• [ARTICLE]:

In a couple of previous posts I have mentioned Stock xchange and Stock xpert as well as Every Stock Photo and Morguefile. Chris was looking for an image today and couldn't find anything in the normal places that we look. I decided to do a little more research to put together a more comprehensive list. I have excluded picture search engines in favour of sites which have their own photo database since the copyright and terms of use are clearer.

This will probably go over several posts since I will restrict the number of sites to between 6 and 8 per post.

About 7300 photos for personal and non-commercial use. Landscapes, people and a few wild life shots all of which are categorised geographically. Some genuinely stunning images.

Design Packs offer free, high quality image collections that can be used in both personal and commercial web design projects. Each collection features a group of 15 images that share a common theme. They have created a number of collections. New sets are added periodically. Downloads are limited to a whole theme rather than individual photos.

• [STATED EXERCISE 1]: Write out the part of the free stock photo post starting at "About 7300 photos" and ending at "genuinely stunning images.", swapping "Landscapes" for "Seascapes".

Annotated element listings:
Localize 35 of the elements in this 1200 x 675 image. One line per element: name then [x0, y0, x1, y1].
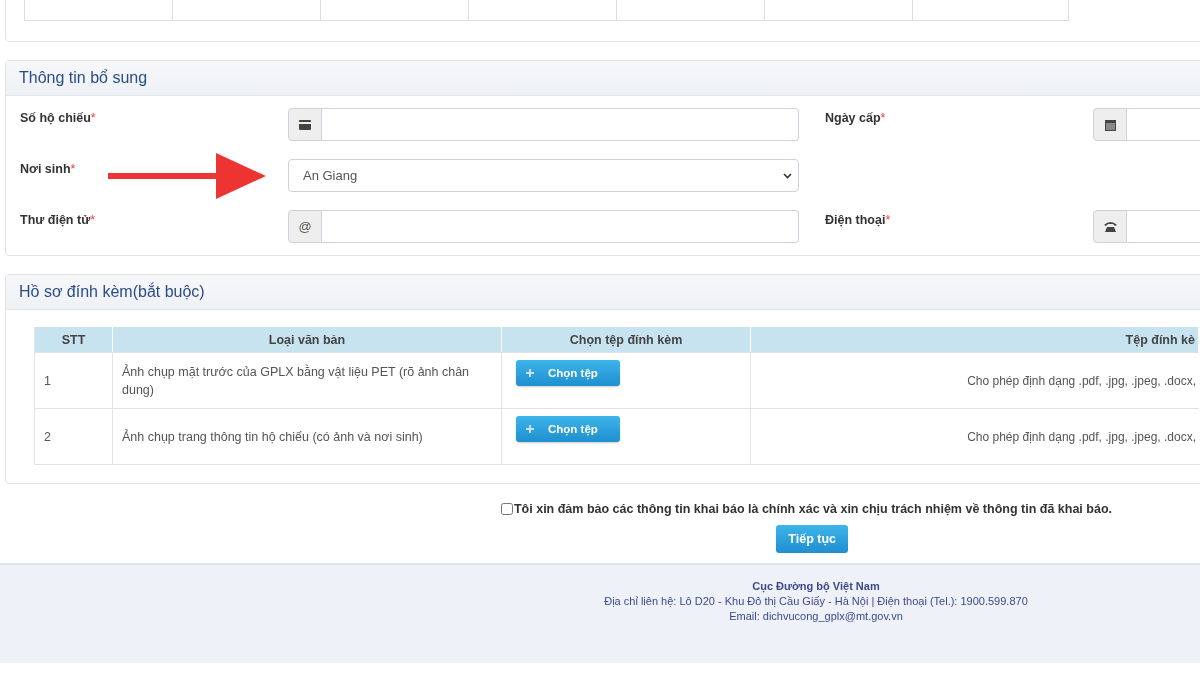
continue-button[interactable]: Tiếp tục	[776, 525, 848, 553]
column-header: Tệp đính kè	[751, 327, 1199, 352]
field-label: Ngày cấp*	[825, 110, 886, 125]
field-label: Nơi sinh*	[20, 161, 76, 176]
input-field[interactable]	[322, 210, 799, 243]
organization-name: Cục Đường bộ Việt Nam	[752, 579, 880, 594]
field-label: Số hộ chiếu*	[20, 110, 96, 125]
table-cell: 1	[35, 352, 113, 408]
input-field[interactable]	[322, 108, 799, 141]
panel-title: Hồ sơ đính kèm(bắt buộc)	[19, 283, 205, 301]
at-sign-label: @	[298, 219, 312, 234]
choose-file-button[interactable]: Chọn tệp	[516, 416, 620, 442]
column-header: Loại văn bản	[113, 327, 502, 352]
plus-icon	[526, 425, 534, 433]
column-header: STT	[35, 327, 113, 352]
phone-icon	[1103, 221, 1117, 232]
column-header: Chọn tệp đính kèm	[502, 327, 751, 352]
contact-address: Địa chỉ liên hệ: Lô D20 - Khu Đô thị Cầu Giấy - Hà Nội | Điện thoại (Tel.): 1900.599.870	[604, 594, 1028, 609]
table-cell: Ảnh chụp trang thông tin hộ chiếu (có ảnh và nơi sinh)	[113, 408, 502, 464]
agreement-text: Tôi xin đảm bảo các thông tin khai báo là chính xác và xin chịu trách nhiệm về thông tin đã khai báo.	[513, 502, 1112, 516]
card-icon	[299, 119, 311, 130]
calendar-icon	[1104, 118, 1116, 131]
panel-title: Thông tin bổ sung	[19, 69, 148, 87]
table-cell: Cho phép định dạng .pdf, .jpg, .jpeg, .docx,	[967, 429, 1196, 444]
field-label: Điện thoại*	[825, 212, 891, 227]
plus-icon	[526, 369, 534, 377]
dropdown-field[interactable]: An Giang	[288, 159, 799, 192]
contact-email: Email: dichvucong_gplx@mt.gov.vn	[729, 609, 903, 624]
table-cell: 2	[35, 408, 113, 464]
table-cell: Ảnh chụp mặt trước của GPLX bằng vật liệu PET (rõ ảnh chân dung)	[113, 352, 502, 408]
agreement-checkbox[interactable]	[500, 503, 513, 515]
table-cell: Cho phép định dạng .pdf, .jpg, .jpeg, .docx,	[967, 373, 1196, 388]
choose-file-button[interactable]: Chọn tệp	[516, 360, 620, 386]
chevron-down-icon	[783, 172, 792, 179]
field-label: Thư điện tử*	[20, 212, 96, 227]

• [STATED EXERCISE 2]: Repeat the rows word for word, starting at the line containing "525, 848, 553]" and ending at the line containing "210, 799, 243]".

• [WORKED SOLUTION 1]:
About 7300 photos for personal and non-commercial use. Seascapes, people and a few wild life shots all of which are categorised geographically. Some genuinely stunning images.

• [WORKED SOLUTION 2]:
continue-button[interactable]: Tiếp tục	[776, 525, 848, 553]
column-header: Tệp đính kè	[751, 327, 1199, 352]
field-label: Ngày cấp*	[825, 110, 886, 125]
field-label: Nơi sinh*	[20, 161, 76, 176]
input-field[interactable]	[322, 210, 799, 243]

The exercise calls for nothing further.